Collected data entries
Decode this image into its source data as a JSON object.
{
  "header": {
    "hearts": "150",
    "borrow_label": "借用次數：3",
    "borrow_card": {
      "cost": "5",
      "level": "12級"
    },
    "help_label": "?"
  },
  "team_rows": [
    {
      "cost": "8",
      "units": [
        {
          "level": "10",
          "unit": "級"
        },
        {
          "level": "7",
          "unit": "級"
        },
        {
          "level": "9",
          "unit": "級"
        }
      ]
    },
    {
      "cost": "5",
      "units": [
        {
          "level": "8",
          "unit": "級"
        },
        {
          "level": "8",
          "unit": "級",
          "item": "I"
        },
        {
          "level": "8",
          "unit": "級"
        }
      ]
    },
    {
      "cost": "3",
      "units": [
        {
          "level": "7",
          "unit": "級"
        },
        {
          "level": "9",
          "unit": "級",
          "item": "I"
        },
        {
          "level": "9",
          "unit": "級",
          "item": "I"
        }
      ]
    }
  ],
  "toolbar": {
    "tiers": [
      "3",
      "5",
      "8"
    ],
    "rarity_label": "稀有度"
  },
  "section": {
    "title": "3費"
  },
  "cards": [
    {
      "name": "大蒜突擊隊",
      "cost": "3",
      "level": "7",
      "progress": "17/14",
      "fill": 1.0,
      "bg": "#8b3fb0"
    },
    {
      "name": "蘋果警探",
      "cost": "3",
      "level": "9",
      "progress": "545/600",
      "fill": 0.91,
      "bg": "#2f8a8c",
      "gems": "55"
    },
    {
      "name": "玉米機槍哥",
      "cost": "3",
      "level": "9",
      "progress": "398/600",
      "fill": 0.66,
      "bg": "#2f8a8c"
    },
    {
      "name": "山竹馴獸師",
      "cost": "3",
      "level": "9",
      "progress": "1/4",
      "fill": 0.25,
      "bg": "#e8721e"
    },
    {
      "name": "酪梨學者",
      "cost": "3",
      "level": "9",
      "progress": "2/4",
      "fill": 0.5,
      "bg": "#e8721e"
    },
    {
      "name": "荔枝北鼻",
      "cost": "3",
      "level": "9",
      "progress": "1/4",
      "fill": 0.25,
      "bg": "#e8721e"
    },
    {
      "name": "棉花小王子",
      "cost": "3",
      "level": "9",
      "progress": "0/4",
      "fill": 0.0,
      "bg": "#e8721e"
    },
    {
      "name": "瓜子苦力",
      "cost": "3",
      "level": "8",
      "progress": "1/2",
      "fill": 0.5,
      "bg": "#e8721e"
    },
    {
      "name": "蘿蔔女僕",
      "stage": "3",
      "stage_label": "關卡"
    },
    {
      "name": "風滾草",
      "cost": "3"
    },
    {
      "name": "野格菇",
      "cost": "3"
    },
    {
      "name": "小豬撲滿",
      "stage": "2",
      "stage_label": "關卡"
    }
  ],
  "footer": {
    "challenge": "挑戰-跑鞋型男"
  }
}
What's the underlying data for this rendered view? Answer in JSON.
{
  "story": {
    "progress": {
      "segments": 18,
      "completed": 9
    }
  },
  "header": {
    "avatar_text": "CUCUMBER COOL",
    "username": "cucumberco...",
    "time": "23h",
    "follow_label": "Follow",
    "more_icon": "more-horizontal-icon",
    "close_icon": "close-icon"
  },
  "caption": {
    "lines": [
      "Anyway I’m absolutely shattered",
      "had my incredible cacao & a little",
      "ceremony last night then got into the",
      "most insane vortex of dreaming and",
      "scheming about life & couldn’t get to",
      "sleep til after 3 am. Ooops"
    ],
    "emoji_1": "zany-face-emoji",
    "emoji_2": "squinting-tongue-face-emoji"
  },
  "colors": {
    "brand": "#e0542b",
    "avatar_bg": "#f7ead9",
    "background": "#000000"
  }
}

> EXERCISE: Here, the records must be output exactly and in full.

> SOLUTION:
Decode this image into its source data as a JSON object.
{
  "header": {
    "hearts": "150",
    "borrow_label": "借用次數：3",
    "borrow_card": {
      "cost": "5",
      "level": "12級"
    },
    "help_label": "?"
  },
  "team_rows": [
    {
      "cost": "8",
      "units": [
        {
          "level": "10",
          "unit": "級"
        },
        {
          "level": "7",
          "unit": "級"
        },
        {
          "level": "9",
          "unit": "級"
        }
      ]
    },
    {
      "cost": "5",
      "units": [
        {
          "level": "8",
          "unit": "級"
        },
        {
          "level": "8",
          "unit": "級",
          "item": "I"
        },
        {
          "level": "8",
          "unit": "級"
        }
      ]
    },
    {
      "cost": "3",
      "units": [
        {
          "level": "7",
          "unit": "級"
        },
        {
          "level": "9",
          "unit": "級",
          "item": "I"
        },
        {
          "level": "9",
          "unit": "級",
          "item": "I"
        }
      ]
    }
  ],
  "toolbar": {
    "tiers": [
      "3",
      "5",
      "8"
    ],
    "rarity_label": "稀有度"
  },
  "section": {
    "title": "3費"
  },
  "cards": [
    {
      "name": "大蒜突擊隊",
      "cost": "3",
      "level": "7",
      "progress": "17/14",
      "fill": 1.0,
      "bg": "#8b3fb0"
    },
    {
      "name": "蘋果警探",
      "cost": "3",
      "level": "9",
      "progress": "545/600",
      "fill": 0.91,
      "bg": "#2f8a8c",
      "gems": "55"
    },
    {
      "name": "玉米機槍哥",
      "cost": "3",
      "level": "9",
      "progress": "398/600",
      "fill": 0.66,
      "bg": "#2f8a8c"
    },
    {
      "name": "山竹馴獸師",
      "cost": "3",
      "level": "9",
      "progress": "1/4",
      "fill": 0.25,
      "bg": "#e8721e"
    },
    {
      "name": "酪梨學者",
      "cost": "3",
      "level": "9",
      "progress": "2/4",
      "fill": 0.5,
      "bg": "#e8721e"
    },
    {
      "name": "荔枝北鼻",
      "cost": "3",
      "level": "9",
      "progress": "1/4",
      "fill": 0.25,
      "bg": "#e8721e"
    },
    {
      "name": "棉花小王子",
      "cost": "3",
      "level": "9",
      "progress": "0/4",
      "fill": 0.0,
      "bg": "#e8721e"
    },
    {
      "name": "瓜子苦力",
      "cost": "3",
      "level": "8",
      "progress": "1/2",
      "fill": 0.5,
      "bg": "#e8721e"
    },
    {
      "name": "蘿蔔女僕",
      "stage": "3",
      "stage_label": "關卡"
    },
    {
      "name": "風滾草",
      "cost": "3"
    },
    {
      "name": "野格菇",
      "cost": "3"
    },
    {
      "name": "小豬撲滿",
      "stage": "2",
      "stage_label": "關卡"
    }
  ],
  "footer": {
    "challenge": "挑戰-跑鞋型男"
  }
}
What's the underlying data for this rendered view? Answer in JSON.
{
  "story": {
    "progress": {
      "segments": 18,
      "completed": 9
    }
  },
  "header": {
    "avatar_text": "CUCUMBER COOL",
    "username": "cucumberco...",
    "time": "23h",
    "follow_label": "Follow",
    "more_icon": "more-horizontal-icon",
    "close_icon": "close-icon"
  },
  "caption": {
    "lines": [
      "Anyway I’m absolutely shattered",
      "had my incredible cacao & a little",
      "ceremony last night then got into the",
      "most insane vortex of dreaming and",
      "scheming about life & couldn’t get to",
      "sleep til after 3 am. Ooops"
    ],
    "emoji_1": "zany-face-emoji",
    "emoji_2": "squinting-tongue-face-emoji"
  },
  "colors": {
    "brand": "#e0542b",
    "avatar_bg": "#f7ead9",
    "background": "#000000"
  }
}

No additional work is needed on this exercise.